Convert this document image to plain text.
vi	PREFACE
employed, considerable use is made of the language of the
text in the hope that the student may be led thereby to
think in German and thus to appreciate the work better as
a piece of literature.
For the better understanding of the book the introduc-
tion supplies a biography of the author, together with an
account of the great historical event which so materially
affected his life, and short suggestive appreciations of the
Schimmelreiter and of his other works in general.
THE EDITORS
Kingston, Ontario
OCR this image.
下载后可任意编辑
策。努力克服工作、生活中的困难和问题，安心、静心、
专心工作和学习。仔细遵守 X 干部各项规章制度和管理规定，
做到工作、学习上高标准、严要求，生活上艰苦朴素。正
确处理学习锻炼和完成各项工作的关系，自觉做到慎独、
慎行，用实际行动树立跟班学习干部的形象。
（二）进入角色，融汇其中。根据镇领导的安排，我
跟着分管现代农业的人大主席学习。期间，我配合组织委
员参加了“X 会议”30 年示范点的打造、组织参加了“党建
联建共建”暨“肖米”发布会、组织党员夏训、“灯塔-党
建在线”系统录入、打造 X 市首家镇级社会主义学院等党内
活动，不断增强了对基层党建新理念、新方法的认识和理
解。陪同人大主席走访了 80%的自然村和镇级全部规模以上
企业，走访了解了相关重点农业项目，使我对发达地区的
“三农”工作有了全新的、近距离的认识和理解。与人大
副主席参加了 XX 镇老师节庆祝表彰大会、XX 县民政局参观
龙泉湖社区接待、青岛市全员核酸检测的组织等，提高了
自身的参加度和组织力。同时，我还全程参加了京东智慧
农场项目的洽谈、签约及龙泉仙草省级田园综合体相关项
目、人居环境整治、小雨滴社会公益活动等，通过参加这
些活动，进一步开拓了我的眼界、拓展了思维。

============================================================

**Task details:**
From the line containing "OCR this image." through the final line of the listing above, retype every line exactly; leave out everything else.

**Answer:**
OCR this image.
下载后可任意编辑
策。努力克服工作、生活中的困难和问题，安心、静心、
专心工作和学习。仔细遵守 X 干部各项规章制度和管理规定，
做到工作、学习上高标准、严要求，生活上艰苦朴素。正
确处理学习锻炼和完成各项工作的关系，自觉做到慎独、
慎行，用实际行动树立跟班学习干部的形象。
（二）进入角色，融汇其中。根据镇领导的安排，我
跟着分管现代农业的人大主席学习。期间，我配合组织委
员参加了“X 会议”30 年示范点的打造、组织参加了“党建
联建共建”暨“肖米”发布会、组织党员夏训、“灯塔-党
建在线”系统录入、打造 X 市首家镇级社会主义学院等党内
活动，不断增强了对基层党建新理念、新方法的认识和理
解。陪同人大主席走访了 80%的自然村和镇级全部规模以上
企业，走访了解了相关重点农业项目，使我对发达地区的
“三农”工作有了全新的、近距离的认识和理解。与人大
副主席参加了 XX 镇老师节庆祝表彰大会、XX 县民政局参观
龙泉湖社区接待、青岛市全员核酸检测的组织等，提高了
自身的参加度和组织力。同时，我还全程参加了京东智慧
农场项目的洽谈、签约及龙泉仙草省级田园综合体相关项
目、人居环境整治、小雨滴社会公益活动等，通过参加这
些活动，进一步开拓了我的眼界、拓展了思维。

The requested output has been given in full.